Exercise description |
Identify each line containing the word "icon" and copy it.

★ ★ ★ ★

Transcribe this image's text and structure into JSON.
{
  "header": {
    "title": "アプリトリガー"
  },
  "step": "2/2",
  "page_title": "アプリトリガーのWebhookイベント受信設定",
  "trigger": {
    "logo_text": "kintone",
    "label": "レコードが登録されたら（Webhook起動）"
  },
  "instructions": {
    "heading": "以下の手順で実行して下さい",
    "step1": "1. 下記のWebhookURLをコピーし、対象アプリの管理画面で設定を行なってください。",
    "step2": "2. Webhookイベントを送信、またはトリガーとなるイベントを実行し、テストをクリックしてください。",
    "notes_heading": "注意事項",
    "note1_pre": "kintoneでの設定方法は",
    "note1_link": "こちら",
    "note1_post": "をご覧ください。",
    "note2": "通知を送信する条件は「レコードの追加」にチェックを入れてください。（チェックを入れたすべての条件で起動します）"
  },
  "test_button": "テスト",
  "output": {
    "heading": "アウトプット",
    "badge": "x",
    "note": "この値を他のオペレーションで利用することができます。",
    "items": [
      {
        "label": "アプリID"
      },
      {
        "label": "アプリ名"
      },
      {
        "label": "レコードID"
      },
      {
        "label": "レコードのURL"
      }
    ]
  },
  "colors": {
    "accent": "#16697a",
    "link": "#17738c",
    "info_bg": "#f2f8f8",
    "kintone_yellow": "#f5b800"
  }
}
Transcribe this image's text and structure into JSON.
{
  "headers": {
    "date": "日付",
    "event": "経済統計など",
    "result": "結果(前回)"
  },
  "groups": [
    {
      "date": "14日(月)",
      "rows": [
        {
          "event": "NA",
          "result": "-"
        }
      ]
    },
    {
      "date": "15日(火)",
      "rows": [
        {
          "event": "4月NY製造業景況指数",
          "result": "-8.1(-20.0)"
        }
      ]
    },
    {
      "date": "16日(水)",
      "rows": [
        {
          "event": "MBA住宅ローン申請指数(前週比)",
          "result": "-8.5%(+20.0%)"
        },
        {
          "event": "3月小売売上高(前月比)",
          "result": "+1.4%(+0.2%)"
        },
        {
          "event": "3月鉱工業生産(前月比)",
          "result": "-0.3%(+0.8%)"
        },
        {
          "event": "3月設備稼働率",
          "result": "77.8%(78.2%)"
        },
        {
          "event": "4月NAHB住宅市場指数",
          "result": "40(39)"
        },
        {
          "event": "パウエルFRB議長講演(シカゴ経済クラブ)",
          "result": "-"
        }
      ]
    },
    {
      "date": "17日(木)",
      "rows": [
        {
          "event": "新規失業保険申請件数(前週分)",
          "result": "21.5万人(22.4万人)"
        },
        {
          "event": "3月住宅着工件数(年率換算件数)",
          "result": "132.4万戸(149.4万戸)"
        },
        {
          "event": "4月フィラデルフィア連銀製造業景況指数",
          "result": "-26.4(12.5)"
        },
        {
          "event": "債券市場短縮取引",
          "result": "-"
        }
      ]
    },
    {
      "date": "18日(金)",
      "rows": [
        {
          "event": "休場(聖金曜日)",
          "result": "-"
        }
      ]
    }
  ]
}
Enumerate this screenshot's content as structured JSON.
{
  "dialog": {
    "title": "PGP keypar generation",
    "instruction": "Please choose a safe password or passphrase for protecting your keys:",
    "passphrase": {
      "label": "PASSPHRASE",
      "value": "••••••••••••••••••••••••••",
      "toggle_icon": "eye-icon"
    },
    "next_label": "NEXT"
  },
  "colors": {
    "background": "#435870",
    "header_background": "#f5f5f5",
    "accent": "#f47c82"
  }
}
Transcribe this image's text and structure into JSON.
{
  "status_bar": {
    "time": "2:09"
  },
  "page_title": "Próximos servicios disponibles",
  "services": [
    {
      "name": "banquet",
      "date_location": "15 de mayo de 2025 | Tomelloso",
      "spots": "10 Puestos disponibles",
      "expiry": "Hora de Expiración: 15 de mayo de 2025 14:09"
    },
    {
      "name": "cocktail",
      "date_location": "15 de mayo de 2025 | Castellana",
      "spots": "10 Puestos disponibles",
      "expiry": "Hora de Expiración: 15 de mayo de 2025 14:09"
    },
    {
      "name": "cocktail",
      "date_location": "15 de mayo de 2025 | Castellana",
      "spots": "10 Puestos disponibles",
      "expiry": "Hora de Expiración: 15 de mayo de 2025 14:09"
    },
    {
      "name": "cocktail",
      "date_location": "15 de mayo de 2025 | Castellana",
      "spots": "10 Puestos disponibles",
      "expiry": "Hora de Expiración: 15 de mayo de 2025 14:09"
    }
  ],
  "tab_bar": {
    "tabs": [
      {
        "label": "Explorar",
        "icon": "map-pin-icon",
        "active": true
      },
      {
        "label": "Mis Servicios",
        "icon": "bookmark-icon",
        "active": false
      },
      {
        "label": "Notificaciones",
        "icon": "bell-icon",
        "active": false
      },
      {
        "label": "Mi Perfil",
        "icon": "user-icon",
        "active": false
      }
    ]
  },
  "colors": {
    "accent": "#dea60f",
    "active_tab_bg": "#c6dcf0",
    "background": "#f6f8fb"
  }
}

★ ★ ★ ★

Task result |
      "toggle_icon": "eye-icon"
        "icon": "map-pin-icon",
        "icon": "bookmark-icon",
        "icon": "bell-icon",
        "icon": "user-icon",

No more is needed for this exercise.